Exercise requirements:
Extract every line that contains the string "drama".

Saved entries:

+===+

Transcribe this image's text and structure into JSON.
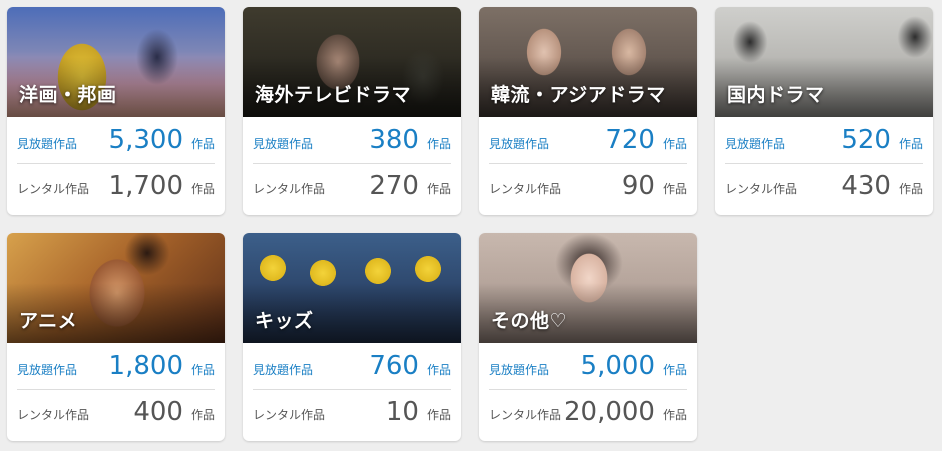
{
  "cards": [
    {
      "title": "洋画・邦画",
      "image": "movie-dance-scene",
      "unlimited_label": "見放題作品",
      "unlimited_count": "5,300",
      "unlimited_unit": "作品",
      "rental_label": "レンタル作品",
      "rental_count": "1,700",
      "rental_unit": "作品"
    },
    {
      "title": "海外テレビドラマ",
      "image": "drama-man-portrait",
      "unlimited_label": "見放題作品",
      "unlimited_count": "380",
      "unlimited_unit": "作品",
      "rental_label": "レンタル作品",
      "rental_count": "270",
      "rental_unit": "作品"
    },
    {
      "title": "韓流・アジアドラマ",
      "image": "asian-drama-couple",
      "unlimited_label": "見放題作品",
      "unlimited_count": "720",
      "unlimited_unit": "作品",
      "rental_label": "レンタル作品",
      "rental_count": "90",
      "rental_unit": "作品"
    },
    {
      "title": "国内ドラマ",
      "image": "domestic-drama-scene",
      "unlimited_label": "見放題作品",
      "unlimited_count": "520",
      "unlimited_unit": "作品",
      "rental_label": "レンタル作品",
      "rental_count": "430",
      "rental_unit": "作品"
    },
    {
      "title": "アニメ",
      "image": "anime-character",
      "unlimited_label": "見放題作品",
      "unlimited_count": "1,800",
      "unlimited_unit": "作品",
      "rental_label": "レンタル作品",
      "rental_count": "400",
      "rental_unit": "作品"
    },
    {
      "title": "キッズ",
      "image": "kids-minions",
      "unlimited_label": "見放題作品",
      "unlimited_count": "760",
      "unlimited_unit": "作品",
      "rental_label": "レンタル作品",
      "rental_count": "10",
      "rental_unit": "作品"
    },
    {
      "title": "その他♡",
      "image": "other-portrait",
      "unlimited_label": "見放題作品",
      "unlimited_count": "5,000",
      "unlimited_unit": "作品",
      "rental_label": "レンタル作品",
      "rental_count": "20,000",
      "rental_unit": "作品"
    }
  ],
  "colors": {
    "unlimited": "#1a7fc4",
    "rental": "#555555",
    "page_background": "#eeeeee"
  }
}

+===+

Exercise solution:
      "image": "drama-man-portrait",
      "image": "asian-drama-couple",
      "image": "domestic-drama-scene",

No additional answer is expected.